• Requirement 1:
List every highway route number that the Olmito excerpt names.
• Requirement 2:
Print the passage of the Olmito excerpt from "As of the census" up to and including "of the population.".
--- Text excerpt ---
Olmito is a census-designated place (CDP) in Cameron County, Texas, United States. Olmito is Spanish for "little elm". The population was 1,021 at the 2020 census. It is part of the Brownsville-Harlingen Metropolitan Statistical Area. Olmito is the self-described "mesquite capital of the world."

==Geography==
Olmito is located in south-central Cameron County at (26.019655, -97.534690). Interstate 69E/U.S. Route 77/U.S. Route 83 runs along the eastern side of the community, leading northwestward 10 mi to San Benito and south 9 mi to Brownsville.

According to the United States Census Bureau, the CDP has a total area of 1.9 km2, of which 1.7 km2 is land and 0.2 sqkm, or 11.45%, is water. Olmito Lake is in the northern part of the town, and the Resaca del Rancho Viejo, an ancient channel of the Rio Grande, forms the western edge of the community.

==Demographics==

Olmito first appeared as a census designated place in the 2000 U.S. census.

Historical population
| Census | Pop. | Note | %± |
| 2000 | 1,198 |  | — |
| 2010 | 1,210 |  | 1.0% |
| 2020 | 1,021 |  | −15.6% |
U.S. Decennial Census 1850–1900 1910 1920 1930 1940 1950 1960 1970 1980 1990 2000 2010 2020

===2020 census===

Olmito CDP, Texas – Racial and ethnic composition Note: the US Census treats Hispanic/Latino as an ethnic category. This table excludes Latinos from the racial categories and assigns them to a separate category. Hispanics/Latinos may be of any race.
| Race / Ethnicity (NH = Non-Hispanic) | Pop 2000 | Pop 2010 | Pop 2020 | % 2000 | % 2010 | % 2020 |
|---|---|---|---|---|---|---|
| White alone (NH) | 42 | 44 | 47 | 3.51% | 3.64% | 4.60% |
| Black or African American alone (NH) | 0 | 0 | 3 | 0.00% | 0.00% | 0.29% |
| Native American or Alaska Native alone (NH) | 0 | 7 | 0 | 0.00% | 0.58% | 0.00% |
| Asian alone (NH) | 0 | 0 | 1 | 0.00% | 0.00% | 0.10% |
| Native Hawaiian or Pacific Islander alone (NH) | 0 | 0 | 0 | 0.00% | 0.00% | 0.00% |
| Other race alone (NH) | 0 | 0 | 2 | 0.00% | 0.00% | 0.20% |
| Mixed race or Multiracial (NH) | 0 | 0 | 2 | 0.00% | 0.00% | 0.20% |
| Hispanic or Latino (any race) | 1,156 | 1,159 | 966 | 96.49% | 95.79% | 94.61% |
| Total | 1,198 | 1,210 | 1,021 | 100.00% | 100.00% | 100.00% |

As of the census of 2000, there were 1,198 people, 303 households, and 270 families residing in the CDP. The population density was 1,787.9 PD/sqmi. There were 322 housing units at an average density of 480.6 /sqmi. The racial makeup of the CDP was 98.25% White, 1.34% from other races, and 0.42% from two or more races. Hispanic or Latino of any race were 96.49% of the population.
--- Given information ---
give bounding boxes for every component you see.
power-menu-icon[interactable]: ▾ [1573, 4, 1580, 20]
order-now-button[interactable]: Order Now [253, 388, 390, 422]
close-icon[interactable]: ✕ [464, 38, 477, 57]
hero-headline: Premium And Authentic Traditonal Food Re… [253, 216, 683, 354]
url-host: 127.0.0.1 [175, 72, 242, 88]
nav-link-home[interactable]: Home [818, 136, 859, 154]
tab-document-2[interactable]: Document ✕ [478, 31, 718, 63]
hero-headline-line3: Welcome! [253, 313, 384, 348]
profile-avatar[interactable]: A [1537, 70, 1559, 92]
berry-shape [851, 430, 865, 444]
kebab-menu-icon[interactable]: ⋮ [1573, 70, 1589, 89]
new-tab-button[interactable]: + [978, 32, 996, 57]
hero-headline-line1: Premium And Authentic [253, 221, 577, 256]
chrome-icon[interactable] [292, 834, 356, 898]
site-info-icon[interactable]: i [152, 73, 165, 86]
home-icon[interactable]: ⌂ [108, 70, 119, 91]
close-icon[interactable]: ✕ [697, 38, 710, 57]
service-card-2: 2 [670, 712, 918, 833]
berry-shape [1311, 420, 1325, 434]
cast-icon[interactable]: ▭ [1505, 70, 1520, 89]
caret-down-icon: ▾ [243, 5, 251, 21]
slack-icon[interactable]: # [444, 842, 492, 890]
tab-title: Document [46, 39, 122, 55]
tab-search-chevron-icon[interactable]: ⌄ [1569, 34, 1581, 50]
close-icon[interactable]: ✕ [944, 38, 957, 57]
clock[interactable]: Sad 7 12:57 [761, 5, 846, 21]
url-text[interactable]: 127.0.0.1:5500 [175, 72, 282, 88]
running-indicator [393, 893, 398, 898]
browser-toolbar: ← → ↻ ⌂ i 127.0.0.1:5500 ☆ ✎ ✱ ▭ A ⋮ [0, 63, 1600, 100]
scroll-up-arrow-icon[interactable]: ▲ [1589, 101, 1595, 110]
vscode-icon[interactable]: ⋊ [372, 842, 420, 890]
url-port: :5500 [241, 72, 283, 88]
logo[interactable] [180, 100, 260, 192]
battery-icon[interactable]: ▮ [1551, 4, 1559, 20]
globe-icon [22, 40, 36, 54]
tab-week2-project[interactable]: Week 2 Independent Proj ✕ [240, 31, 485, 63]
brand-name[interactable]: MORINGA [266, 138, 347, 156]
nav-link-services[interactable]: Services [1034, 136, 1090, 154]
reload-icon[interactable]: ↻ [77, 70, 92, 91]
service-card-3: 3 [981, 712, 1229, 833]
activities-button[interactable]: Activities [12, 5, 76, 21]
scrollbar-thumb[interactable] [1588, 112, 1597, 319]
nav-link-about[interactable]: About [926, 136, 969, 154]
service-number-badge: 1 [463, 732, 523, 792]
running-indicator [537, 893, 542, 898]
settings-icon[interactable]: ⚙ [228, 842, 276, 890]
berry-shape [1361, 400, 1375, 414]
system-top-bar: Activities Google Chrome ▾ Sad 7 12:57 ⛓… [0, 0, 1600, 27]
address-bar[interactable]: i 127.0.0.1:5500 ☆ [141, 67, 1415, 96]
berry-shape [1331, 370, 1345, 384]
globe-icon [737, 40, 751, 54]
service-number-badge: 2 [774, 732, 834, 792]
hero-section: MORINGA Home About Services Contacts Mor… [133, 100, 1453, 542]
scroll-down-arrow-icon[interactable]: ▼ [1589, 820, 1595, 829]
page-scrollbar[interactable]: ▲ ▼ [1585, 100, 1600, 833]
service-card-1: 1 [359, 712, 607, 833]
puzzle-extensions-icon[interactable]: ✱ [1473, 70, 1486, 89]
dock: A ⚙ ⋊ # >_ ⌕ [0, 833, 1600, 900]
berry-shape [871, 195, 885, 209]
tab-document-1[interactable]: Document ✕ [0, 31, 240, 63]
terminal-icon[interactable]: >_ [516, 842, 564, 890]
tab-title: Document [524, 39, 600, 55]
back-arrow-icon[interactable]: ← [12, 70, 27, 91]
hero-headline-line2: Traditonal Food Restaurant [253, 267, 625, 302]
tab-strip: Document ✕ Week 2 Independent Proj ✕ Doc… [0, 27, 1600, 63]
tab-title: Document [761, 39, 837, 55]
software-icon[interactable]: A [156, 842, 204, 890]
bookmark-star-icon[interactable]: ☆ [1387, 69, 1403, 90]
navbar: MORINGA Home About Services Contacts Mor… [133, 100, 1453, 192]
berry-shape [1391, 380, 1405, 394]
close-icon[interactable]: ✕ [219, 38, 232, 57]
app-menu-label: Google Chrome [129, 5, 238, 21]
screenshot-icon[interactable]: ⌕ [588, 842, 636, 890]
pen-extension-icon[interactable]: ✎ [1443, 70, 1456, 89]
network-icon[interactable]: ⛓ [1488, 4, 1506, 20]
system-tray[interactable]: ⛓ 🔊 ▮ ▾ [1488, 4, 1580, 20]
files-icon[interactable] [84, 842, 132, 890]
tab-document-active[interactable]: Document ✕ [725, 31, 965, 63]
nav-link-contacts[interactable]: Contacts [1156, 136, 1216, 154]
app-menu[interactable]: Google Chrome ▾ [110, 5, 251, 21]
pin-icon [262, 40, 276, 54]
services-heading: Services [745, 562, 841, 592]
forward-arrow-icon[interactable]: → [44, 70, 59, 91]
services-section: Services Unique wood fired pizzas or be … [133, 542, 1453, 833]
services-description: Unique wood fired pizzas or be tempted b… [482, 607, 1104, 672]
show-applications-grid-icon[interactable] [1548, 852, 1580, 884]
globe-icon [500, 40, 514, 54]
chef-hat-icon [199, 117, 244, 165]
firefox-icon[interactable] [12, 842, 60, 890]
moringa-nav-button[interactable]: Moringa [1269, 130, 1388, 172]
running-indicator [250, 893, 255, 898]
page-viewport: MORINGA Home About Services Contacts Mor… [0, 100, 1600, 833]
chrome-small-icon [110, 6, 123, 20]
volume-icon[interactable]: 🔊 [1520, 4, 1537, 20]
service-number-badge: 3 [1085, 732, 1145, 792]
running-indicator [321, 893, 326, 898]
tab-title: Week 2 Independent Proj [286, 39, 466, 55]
---
• Your response 1:
Interstate 69E, U.S. Route 77, U.S. Route 83

• Your response 2:
As of the census of 2000, there were 1,198 people, 303 households, and 270 families residing in the CDP. The population density was 1,787.9 PD/sqmi. There were 322 housing units at an average density of 480.6 /sqmi. The racial makeup of the CDP was 98.25% White, 1.34% from other races, and 0.42% from two or more races. Hispanic or Latino of any race were 96.49% of the population.